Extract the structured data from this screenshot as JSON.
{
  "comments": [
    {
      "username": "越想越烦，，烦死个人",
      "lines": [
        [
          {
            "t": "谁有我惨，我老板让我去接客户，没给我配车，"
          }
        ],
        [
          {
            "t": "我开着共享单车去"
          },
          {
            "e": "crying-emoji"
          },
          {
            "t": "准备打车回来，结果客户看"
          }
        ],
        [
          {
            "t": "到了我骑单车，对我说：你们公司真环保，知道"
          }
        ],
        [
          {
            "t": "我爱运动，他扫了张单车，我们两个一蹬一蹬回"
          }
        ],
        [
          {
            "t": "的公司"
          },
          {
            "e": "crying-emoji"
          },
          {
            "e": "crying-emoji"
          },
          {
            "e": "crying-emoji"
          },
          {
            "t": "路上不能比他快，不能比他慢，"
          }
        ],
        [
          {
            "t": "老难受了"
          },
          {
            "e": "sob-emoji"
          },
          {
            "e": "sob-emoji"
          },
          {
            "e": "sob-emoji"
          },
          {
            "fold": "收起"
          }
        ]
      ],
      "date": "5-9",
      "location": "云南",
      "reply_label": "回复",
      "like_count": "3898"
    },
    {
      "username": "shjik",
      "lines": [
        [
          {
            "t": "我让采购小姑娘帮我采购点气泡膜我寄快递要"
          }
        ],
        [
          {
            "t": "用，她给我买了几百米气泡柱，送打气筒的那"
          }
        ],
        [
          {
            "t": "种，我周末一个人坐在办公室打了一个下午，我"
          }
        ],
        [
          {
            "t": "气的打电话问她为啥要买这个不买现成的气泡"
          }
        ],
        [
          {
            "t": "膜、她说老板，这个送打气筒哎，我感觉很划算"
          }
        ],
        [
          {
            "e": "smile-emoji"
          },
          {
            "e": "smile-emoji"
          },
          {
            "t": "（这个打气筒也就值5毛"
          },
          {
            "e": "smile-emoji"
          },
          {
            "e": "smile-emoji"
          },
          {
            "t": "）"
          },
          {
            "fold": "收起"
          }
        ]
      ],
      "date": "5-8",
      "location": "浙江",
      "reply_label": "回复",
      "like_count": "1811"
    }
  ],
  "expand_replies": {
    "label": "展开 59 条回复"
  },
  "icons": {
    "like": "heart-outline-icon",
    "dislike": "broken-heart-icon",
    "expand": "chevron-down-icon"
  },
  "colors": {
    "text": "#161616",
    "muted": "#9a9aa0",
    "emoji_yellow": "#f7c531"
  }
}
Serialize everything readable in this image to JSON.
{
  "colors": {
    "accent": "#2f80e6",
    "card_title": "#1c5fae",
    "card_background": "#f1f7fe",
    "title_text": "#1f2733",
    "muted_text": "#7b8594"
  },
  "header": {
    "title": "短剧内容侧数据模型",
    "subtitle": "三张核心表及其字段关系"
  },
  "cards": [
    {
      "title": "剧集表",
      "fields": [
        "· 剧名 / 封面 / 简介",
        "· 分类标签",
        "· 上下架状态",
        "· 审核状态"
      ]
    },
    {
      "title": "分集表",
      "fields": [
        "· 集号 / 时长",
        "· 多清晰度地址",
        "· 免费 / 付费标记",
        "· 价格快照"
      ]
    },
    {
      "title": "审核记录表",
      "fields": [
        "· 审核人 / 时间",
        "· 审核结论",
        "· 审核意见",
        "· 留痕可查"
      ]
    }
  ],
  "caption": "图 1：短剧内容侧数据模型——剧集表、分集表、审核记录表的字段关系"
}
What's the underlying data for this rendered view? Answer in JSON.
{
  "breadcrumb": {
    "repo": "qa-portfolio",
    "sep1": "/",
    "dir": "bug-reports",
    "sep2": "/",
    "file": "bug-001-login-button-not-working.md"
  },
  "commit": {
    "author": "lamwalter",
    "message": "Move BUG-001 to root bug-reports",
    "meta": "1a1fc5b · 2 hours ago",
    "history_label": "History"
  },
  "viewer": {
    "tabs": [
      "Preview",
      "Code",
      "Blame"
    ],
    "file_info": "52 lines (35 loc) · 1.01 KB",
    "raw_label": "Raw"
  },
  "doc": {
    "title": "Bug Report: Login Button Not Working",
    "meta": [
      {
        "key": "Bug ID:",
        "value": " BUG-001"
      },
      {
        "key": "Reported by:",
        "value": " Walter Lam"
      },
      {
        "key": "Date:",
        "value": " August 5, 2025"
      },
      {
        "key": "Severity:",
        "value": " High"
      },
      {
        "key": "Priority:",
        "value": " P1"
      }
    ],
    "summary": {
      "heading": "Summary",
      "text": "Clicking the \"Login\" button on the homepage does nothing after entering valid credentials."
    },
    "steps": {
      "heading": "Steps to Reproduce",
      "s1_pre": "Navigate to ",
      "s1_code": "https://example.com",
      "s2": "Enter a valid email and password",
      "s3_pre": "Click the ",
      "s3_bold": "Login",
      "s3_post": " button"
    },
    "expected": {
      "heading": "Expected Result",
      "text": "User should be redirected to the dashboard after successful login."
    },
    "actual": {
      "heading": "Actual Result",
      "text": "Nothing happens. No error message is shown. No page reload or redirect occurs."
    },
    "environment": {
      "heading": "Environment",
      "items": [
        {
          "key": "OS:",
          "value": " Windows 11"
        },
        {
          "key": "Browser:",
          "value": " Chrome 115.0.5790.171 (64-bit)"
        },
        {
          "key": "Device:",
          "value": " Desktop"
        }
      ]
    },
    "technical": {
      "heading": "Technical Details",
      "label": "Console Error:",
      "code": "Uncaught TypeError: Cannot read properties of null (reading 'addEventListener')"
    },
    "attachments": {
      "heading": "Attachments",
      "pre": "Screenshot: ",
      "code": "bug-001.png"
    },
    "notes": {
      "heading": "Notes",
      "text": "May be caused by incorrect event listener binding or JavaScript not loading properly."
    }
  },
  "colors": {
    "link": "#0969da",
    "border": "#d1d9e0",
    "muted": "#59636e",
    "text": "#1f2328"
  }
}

-.-.-

Return the whole listing exactly.

Extract the structured data from this screenshot as JSON.
{
  "comments": [
    {
      "username": "越想越烦，，烦死个人",
      "lines": [
        [
          {
            "t": "谁有我惨，我老板让我去接客户，没给我配车，"
          }
        ],
        [
          {
            "t": "我开着共享单车去"
          },
          {
            "e": "crying-emoji"
          },
          {
            "t": "准备打车回来，结果客户看"
          }
        ],
        [
          {
            "t": "到了我骑单车，对我说：你们公司真环保，知道"
          }
        ],
        [
          {
            "t": "我爱运动，他扫了张单车，我们两个一蹬一蹬回"
          }
        ],
        [
          {
            "t": "的公司"
          },
          {
            "e": "crying-emoji"
          },
          {
            "e": "crying-emoji"
          },
          {
            "e": "crying-emoji"
          },
          {
            "t": "路上不能比他快，不能比他慢，"
          }
        ],
        [
          {
            "t": "老难受了"
          },
          {
            "e": "sob-emoji"
          },
          {
            "e": "sob-emoji"
          },
          {
            "e": "sob-emoji"
          },
          {
            "fold": "收起"
          }
        ]
      ],
      "date": "5-9",
      "location": "云南",
      "reply_label": "回复",
      "like_count": "3898"
    },
    {
      "username": "shjik",
      "lines": [
        [
          {
            "t": "我让采购小姑娘帮我采购点气泡膜我寄快递要"
          }
        ],
        [
          {
            "t": "用，她给我买了几百米气泡柱，送打气筒的那"
          }
        ],
        [
          {
            "t": "种，我周末一个人坐在办公室打了一个下午，我"
          }
        ],
        [
          {
            "t": "气的打电话问她为啥要买这个不买现成的气泡"
          }
        ],
        [
          {
            "t": "膜、她说老板，这个送打气筒哎，我感觉很划算"
          }
        ],
        [
          {
            "e": "smile-emoji"
          },
          {
            "e": "smile-emoji"
          },
          {
            "t": "（这个打气筒也就值5毛"
          },
          {
            "e": "smile-emoji"
          },
          {
            "e": "smile-emoji"
          },
          {
            "t": "）"
          },
          {
            "fold": "收起"
          }
        ]
      ],
      "date": "5-8",
      "location": "浙江",
      "reply_label": "回复",
      "like_count": "1811"
    }
  ],
  "expand_replies": {
    "label": "展开 59 条回复"
  },
  "icons": {
    "like": "heart-outline-icon",
    "dislike": "broken-heart-icon",
    "expand": "chevron-down-icon"
  },
  "colors": {
    "text": "#161616",
    "muted": "#9a9aa0",
    "emoji_yellow": "#f7c531"
  }
}
Serialize everything readable in this image to JSON.
{
  "colors": {
    "accent": "#2f80e6",
    "card_title": "#1c5fae",
    "card_background": "#f1f7fe",
    "title_text": "#1f2733",
    "muted_text": "#7b8594"
  },
  "header": {
    "title": "短剧内容侧数据模型",
    "subtitle": "三张核心表及其字段关系"
  },
  "cards": [
    {
      "title": "剧集表",
      "fields": [
        "· 剧名 / 封面 / 简介",
        "· 分类标签",
        "· 上下架状态",
        "· 审核状态"
      ]
    },
    {
      "title": "分集表",
      "fields": [
        "· 集号 / 时长",
        "· 多清晰度地址",
        "· 免费 / 付费标记",
        "· 价格快照"
      ]
    },
    {
      "title": "审核记录表",
      "fields": [
        "· 审核人 / 时间",
        "· 审核结论",
        "· 审核意见",
        "· 留痕可查"
      ]
    }
  ],
  "caption": "图 1：短剧内容侧数据模型——剧集表、分集表、审核记录表的字段关系"
}
What's the underlying data for this rendered view? Answer in JSON.
{
  "breadcrumb": {
    "repo": "qa-portfolio",
    "sep1": "/",
    "dir": "bug-reports",
    "sep2": "/",
    "file": "bug-001-login-button-not-working.md"
  },
  "commit": {
    "author": "lamwalter",
    "message": "Move BUG-001 to root bug-reports",
    "meta": "1a1fc5b · 2 hours ago",
    "history_label": "History"
  },
  "viewer": {
    "tabs": [
      "Preview",
      "Code",
      "Blame"
    ],
    "file_info": "52 lines (35 loc) · 1.01 KB",
    "raw_label": "Raw"
  },
  "doc": {
    "title": "Bug Report: Login Button Not Working",
    "meta": [
      {
        "key": "Bug ID:",
        "value": " BUG-001"
      },
      {
        "key": "Reported by:",
        "value": " Walter Lam"
      },
      {
        "key": "Date:",
        "value": " August 5, 2025"
      },
      {
        "key": "Severity:",
        "value": " High"
      },
      {
        "key": "Priority:",
        "value": " P1"
      }
    ],
    "summary": {
      "heading": "Summary",
      "text": "Clicking the \"Login\" button on the homepage does nothing after entering valid credentials."
    },
    "steps": {
      "heading": "Steps to Reproduce",
      "s1_pre": "Navigate to ",
      "s1_code": "https://example.com",
      "s2": "Enter a valid email and password",
      "s3_pre": "Click the ",
      "s3_bold": "Login",
      "s3_post": " button"
    },
    "expected": {
      "heading": "Expected Result",
      "text": "User should be redirected to the dashboard after successful login."
    },
    "actual": {
      "heading": "Actual Result",
      "text": "Nothing happens. No error message is shown. No page reload or redirect occurs."
    },
    "environment": {
      "heading": "Environment",
      "items": [
        {
          "key": "OS:",
          "value": " Windows 11"
        },
        {
          "key": "Browser:",
          "value": " Chrome 115.0.5790.171 (64-bit)"
        },
        {
          "key": "Device:",
          "value": " Desktop"
        }
      ]
    },
    "technical": {
      "heading": "Technical Details",
      "label": "Console Error:",
      "code": "Uncaught TypeError: Cannot read properties of null (reading 'addEventListener')"
    },
    "attachments": {
      "heading": "Attachments",
      "pre": "Screenshot: ",
      "code": "bug-001.png"
    },
    "notes": {
      "heading": "Notes",
      "text": "May be caused by incorrect event listener binding or JavaScript not loading properly."
    }
  },
  "colors": {
    "link": "#0969da",
    "border": "#d1d9e0",
    "muted": "#59636e",
    "text": "#1f2328"
  }
}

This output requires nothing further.